* _To do_: Write out the listing below again, precisely as it is given.

* _Data records_:
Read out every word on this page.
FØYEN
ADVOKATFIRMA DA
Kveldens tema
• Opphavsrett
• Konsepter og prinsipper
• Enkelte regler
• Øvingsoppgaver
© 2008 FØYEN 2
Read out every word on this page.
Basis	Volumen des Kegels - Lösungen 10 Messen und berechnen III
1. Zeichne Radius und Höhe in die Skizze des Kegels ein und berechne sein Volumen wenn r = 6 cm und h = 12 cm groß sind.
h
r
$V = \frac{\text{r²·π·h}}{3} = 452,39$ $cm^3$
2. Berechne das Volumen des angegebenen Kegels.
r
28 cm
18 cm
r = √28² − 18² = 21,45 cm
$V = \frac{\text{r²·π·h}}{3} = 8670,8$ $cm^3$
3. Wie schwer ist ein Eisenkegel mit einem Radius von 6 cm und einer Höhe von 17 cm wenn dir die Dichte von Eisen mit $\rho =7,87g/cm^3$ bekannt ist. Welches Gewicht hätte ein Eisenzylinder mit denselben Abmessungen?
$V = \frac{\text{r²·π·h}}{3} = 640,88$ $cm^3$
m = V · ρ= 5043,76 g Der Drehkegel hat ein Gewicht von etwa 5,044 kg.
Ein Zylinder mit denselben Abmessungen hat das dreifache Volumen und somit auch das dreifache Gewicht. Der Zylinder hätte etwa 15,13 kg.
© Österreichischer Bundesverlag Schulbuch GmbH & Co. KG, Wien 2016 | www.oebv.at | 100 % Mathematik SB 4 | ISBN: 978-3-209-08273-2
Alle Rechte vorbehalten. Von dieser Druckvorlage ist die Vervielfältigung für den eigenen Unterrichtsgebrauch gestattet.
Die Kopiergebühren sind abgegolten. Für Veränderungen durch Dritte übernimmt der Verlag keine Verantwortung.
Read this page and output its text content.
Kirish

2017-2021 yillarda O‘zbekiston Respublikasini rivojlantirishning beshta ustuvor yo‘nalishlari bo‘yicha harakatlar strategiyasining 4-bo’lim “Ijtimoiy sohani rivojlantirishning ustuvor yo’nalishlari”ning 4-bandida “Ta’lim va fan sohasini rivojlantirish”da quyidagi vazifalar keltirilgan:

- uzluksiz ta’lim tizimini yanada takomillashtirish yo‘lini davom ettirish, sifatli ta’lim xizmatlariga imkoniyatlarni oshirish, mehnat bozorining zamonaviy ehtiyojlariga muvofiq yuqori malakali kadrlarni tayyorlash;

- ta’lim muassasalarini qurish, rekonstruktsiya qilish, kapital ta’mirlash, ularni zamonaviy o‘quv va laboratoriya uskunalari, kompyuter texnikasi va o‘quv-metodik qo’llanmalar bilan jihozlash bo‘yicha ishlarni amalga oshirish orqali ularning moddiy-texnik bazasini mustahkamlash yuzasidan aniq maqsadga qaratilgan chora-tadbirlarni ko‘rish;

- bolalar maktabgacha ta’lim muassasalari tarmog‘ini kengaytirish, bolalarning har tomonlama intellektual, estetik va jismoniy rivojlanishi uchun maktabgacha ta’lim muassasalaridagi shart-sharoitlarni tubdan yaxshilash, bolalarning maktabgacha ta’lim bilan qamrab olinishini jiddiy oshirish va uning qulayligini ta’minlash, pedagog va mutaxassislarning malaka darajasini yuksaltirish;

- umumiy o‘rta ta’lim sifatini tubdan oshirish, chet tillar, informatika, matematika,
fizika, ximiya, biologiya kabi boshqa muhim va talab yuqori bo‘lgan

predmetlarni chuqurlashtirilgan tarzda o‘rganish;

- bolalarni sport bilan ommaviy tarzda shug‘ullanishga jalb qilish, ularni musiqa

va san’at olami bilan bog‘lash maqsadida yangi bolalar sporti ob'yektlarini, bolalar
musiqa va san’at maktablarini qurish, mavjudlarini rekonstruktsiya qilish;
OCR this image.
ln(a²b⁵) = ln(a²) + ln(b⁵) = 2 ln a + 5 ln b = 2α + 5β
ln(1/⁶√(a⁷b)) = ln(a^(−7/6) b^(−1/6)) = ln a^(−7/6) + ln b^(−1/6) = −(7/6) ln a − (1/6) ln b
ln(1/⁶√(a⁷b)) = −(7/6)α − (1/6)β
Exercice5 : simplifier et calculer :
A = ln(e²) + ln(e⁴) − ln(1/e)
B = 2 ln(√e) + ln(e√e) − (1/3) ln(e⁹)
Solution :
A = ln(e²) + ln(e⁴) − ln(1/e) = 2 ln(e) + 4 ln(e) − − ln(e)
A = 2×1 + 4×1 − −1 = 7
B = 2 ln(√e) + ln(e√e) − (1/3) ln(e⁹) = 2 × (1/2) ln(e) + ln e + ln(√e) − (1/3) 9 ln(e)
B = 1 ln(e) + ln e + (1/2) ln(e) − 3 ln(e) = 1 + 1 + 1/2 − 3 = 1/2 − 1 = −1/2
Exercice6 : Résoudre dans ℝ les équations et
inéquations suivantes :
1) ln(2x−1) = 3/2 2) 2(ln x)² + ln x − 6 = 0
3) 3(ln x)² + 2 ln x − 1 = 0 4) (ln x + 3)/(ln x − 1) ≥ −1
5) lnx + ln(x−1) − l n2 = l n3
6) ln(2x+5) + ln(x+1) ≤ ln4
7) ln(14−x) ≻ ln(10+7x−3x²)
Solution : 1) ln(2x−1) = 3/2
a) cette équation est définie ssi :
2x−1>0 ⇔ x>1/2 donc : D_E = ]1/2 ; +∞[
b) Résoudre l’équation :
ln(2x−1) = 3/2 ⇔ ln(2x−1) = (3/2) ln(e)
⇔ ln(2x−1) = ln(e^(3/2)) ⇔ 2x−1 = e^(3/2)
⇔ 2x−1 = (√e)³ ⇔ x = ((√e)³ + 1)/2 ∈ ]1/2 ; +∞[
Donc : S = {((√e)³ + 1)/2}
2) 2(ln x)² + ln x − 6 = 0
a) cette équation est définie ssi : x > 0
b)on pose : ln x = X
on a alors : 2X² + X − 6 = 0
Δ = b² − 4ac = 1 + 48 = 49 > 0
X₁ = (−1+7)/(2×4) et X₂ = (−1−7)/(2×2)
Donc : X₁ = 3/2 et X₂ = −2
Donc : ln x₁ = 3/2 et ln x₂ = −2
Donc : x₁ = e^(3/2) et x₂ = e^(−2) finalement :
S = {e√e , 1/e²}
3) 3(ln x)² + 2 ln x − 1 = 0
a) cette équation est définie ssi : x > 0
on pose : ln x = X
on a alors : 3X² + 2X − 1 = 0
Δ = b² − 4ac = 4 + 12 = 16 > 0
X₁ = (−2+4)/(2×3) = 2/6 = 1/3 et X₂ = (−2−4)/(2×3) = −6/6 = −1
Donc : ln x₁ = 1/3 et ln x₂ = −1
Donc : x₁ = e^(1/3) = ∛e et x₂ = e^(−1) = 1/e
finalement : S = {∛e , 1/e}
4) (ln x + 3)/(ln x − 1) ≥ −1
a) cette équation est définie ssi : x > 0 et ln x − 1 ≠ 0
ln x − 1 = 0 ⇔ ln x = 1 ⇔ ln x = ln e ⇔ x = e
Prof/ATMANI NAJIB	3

* _Result of this task_:
Read out every word on this page.
FØYEN
ADVOKATFIRMA DA
Kveldens tema
• Opphavsrett
• Konsepter og prinsipper
• Enkelte regler
• Øvingsoppgaver
© 2008 FØYEN 2
Read out every word on this page.
Basis	Volumen des Kegels - Lösungen 10 Messen und berechnen III
1. Zeichne Radius und Höhe in die Skizze des Kegels ein und berechne sein Volumen wenn r = 6 cm und h = 12 cm groß sind.
h
r
$V = \frac{\text{r²·π·h}}{3} = 452,39$ $cm^3$
2. Berechne das Volumen des angegebenen Kegels.
r
28 cm
18 cm
r = √28² − 18² = 21,45 cm
$V = \frac{\text{r²·π·h}}{3} = 8670,8$ $cm^3$
3. Wie schwer ist ein Eisenkegel mit einem Radius von 6 cm und einer Höhe von 17 cm wenn dir die Dichte von Eisen mit $\rho =7,87g/cm^3$ bekannt ist. Welches Gewicht hätte ein Eisenzylinder mit denselben Abmessungen?
$V = \frac{\text{r²·π·h}}{3} = 640,88$ $cm^3$
m = V · ρ= 5043,76 g Der Drehkegel hat ein Gewicht von etwa 5,044 kg.
Ein Zylinder mit denselben Abmessungen hat das dreifache Volumen und somit auch das dreifache Gewicht. Der Zylinder hätte etwa 15,13 kg.
© Österreichischer Bundesverlag Schulbuch GmbH & Co. KG, Wien 2016 | www.oebv.at | 100 % Mathematik SB 4 | ISBN: 978-3-209-08273-2
Alle Rechte vorbehalten. Von dieser Druckvorlage ist die Vervielfältigung für den eigenen Unterrichtsgebrauch gestattet.
Die Kopiergebühren sind abgegolten. Für Veränderungen durch Dritte übernimmt der Verlag keine Verantwortung.
Read this page and output its text content.
Kirish

2017-2021 yillarda O‘zbekiston Respublikasini rivojlantirishning beshta ustuvor yo‘nalishlari bo‘yicha harakatlar strategiyasining 4-bo’lim “Ijtimoiy sohani rivojlantirishning ustuvor yo’nalishlari”ning 4-bandida “Ta’lim va fan sohasini rivojlantirish”da quyidagi vazifalar keltirilgan:

- uzluksiz ta’lim tizimini yanada takomillashtirish yo‘lini davom ettirish, sifatli ta’lim xizmatlariga imkoniyatlarni oshirish, mehnat bozorining zamonaviy ehtiyojlariga muvofiq yuqori malakali kadrlarni tayyorlash;

- ta’lim muassasalarini qurish, rekonstruktsiya qilish, kapital ta’mirlash, ularni zamonaviy o‘quv va laboratoriya uskunalari, kompyuter texnikasi va o‘quv-metodik qo’llanmalar bilan jihozlash bo‘yicha ishlarni amalga oshirish orqali ularning moddiy-texnik bazasini mustahkamlash yuzasidan aniq maqsadga qaratilgan chora-tadbirlarni ko‘rish;

- bolalar maktabgacha ta’lim muassasalari tarmog‘ini kengaytirish, bolalarning har tomonlama intellektual, estetik va jismoniy rivojlanishi uchun maktabgacha ta’lim muassasalaridagi shart-sharoitlarni tubdan yaxshilash, bolalarning maktabgacha ta’lim bilan qamrab olinishini jiddiy oshirish va uning qulayligini ta’minlash, pedagog va mutaxassislarning malaka darajasini yuksaltirish;

- umumiy o‘rta ta’lim sifatini tubdan oshirish, chet tillar, informatika, matematika,
fizika, ximiya, biologiya kabi boshqa muhim va talab yuqori bo‘lgan

predmetlarni chuqurlashtirilgan tarzda o‘rganish;

- bolalarni sport bilan ommaviy tarzda shug‘ullanishga jalb qilish, ularni musiqa

va san’at olami bilan bog‘lash maqsadida yangi bolalar sporti ob'yektlarini, bolalar
musiqa va san’at maktablarini qurish, mavjudlarini rekonstruktsiya qilish;
OCR this image.
ln(a²b⁵) = ln(a²) + ln(b⁵) = 2 ln a + 5 ln b = 2α + 5β
ln(1/⁶√(a⁷b)) = ln(a^(−7/6) b^(−1/6)) = ln a^(−7/6) + ln b^(−1/6) = −(7/6) ln a − (1/6) ln b
ln(1/⁶√(a⁷b)) = −(7/6)α − (1/6)β
Exercice5 : simplifier et calculer :
A = ln(e²) + ln(e⁴) − ln(1/e)
B = 2 ln(√e) + ln(e√e) − (1/3) ln(e⁹)
Solution :
A = ln(e²) + ln(e⁴) − ln(1/e) = 2 ln(e) + 4 ln(e) − − ln(e)
A = 2×1 + 4×1 − −1 = 7
B = 2 ln(√e) + ln(e√e) − (1/3) ln(e⁹) = 2 × (1/2) ln(e) + ln e + ln(√e) − (1/3) 9 ln(e)
B = 1 ln(e) + ln e + (1/2) ln(e) − 3 ln(e) = 1 + 1 + 1/2 − 3 = 1/2 − 1 = −1/2
Exercice6 : Résoudre dans ℝ les équations et
inéquations suivantes :
1) ln(2x−1) = 3/2 2) 2(ln x)² + ln x − 6 = 0
3) 3(ln x)² + 2 ln x − 1 = 0 4) (ln x + 3)/(ln x − 1) ≥ −1
5) lnx + ln(x−1) − l n2 = l n3
6) ln(2x+5) + ln(x+1) ≤ ln4
7) ln(14−x) ≻ ln(10+7x−3x²)
Solution : 1) ln(2x−1) = 3/2
a) cette équation est définie ssi :
2x−1>0 ⇔ x>1/2 donc : D_E = ]1/2 ; +∞[
b) Résoudre l’équation :
ln(2x−1) = 3/2 ⇔ ln(2x−1) = (3/2) ln(e)
⇔ ln(2x−1) = ln(e^(3/2)) ⇔ 2x−1 = e^(3/2)
⇔ 2x−1 = (√e)³ ⇔ x = ((√e)³ + 1)/2 ∈ ]1/2 ; +∞[
Donc : S = {((√e)³ + 1)/2}
2) 2(ln x)² + ln x − 6 = 0
a) cette équation est définie ssi : x > 0
b)on pose : ln x = X
on a alors : 2X² + X − 6 = 0
Δ = b² − 4ac = 1 + 48 = 49 > 0
X₁ = (−1+7)/(2×4) et X₂ = (−1−7)/(2×2)
Donc : X₁ = 3/2 et X₂ = −2
Donc : ln x₁ = 3/2 et ln x₂ = −2
Donc : x₁ = e^(3/2) et x₂ = e^(−2) finalement :
S = {e√e , 1/e²}
3) 3(ln x)² + 2 ln x − 1 = 0
a) cette équation est définie ssi : x > 0
on pose : ln x = X
on a alors : 3X² + 2X − 1 = 0
Δ = b² − 4ac = 4 + 12 = 16 > 0
X₁ = (−2+4)/(2×3) = 2/6 = 1/3 et X₂ = (−2−4)/(2×3) = −6/6 = −1
Donc : ln x₁ = 1/3 et ln x₂ = −1
Donc : x₁ = e^(1/3) = ∛e et x₂ = e^(−1) = 1/e
finalement : S = {∛e , 1/e}
4) (ln x + 3)/(ln x − 1) ≥ −1
a) cette équation est définie ssi : x > 0 et ln x − 1 ≠ 0
ln x − 1 = 0 ⇔ ln x = 1 ⇔ ln x = ln e ⇔ x = e
Prof/ATMANI NAJIB	3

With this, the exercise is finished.